- Extracted data entries
_ _ _ _ _ _ _
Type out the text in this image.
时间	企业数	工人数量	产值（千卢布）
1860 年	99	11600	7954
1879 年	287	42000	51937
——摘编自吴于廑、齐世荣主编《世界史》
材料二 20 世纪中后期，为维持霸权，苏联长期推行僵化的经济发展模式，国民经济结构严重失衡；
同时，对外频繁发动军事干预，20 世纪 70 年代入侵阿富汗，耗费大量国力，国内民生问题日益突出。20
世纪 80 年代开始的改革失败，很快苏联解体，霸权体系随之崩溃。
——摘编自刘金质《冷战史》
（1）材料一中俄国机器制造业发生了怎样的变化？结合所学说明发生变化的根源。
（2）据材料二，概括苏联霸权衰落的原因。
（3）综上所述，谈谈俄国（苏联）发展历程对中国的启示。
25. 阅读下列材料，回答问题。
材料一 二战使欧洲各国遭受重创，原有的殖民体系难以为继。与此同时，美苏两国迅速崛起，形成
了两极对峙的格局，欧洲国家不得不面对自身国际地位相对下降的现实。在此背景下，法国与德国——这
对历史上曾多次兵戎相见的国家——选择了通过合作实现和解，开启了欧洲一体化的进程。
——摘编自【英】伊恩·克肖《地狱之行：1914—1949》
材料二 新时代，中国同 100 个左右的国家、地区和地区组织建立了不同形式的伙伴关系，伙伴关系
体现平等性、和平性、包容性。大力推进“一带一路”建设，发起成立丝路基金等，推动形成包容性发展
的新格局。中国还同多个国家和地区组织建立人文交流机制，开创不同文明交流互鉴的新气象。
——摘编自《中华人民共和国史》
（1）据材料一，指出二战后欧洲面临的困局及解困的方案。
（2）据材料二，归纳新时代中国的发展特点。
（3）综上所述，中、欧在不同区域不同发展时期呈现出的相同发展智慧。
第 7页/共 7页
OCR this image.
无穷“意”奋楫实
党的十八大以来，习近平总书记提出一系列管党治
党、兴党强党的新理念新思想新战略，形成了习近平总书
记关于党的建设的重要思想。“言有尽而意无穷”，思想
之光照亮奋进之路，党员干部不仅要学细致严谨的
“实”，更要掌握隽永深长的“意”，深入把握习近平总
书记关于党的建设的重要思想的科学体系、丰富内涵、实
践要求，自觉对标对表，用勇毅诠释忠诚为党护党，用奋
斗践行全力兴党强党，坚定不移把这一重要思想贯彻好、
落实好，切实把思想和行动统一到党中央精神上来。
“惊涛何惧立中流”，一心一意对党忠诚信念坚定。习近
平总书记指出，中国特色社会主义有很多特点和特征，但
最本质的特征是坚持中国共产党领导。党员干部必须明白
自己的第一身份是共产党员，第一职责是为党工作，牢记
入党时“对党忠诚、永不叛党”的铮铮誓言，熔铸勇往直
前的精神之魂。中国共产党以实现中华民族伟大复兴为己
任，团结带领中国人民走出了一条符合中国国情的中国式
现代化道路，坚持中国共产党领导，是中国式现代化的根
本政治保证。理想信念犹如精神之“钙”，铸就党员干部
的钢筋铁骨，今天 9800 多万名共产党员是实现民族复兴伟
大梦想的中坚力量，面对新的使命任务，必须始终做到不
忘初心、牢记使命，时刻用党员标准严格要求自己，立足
_ _ _ _ _ _ _
- What to do
Scan the listing above for the word "image" and show each line where it is found.

- Right answer
Type out the text in this image.
OCR this image.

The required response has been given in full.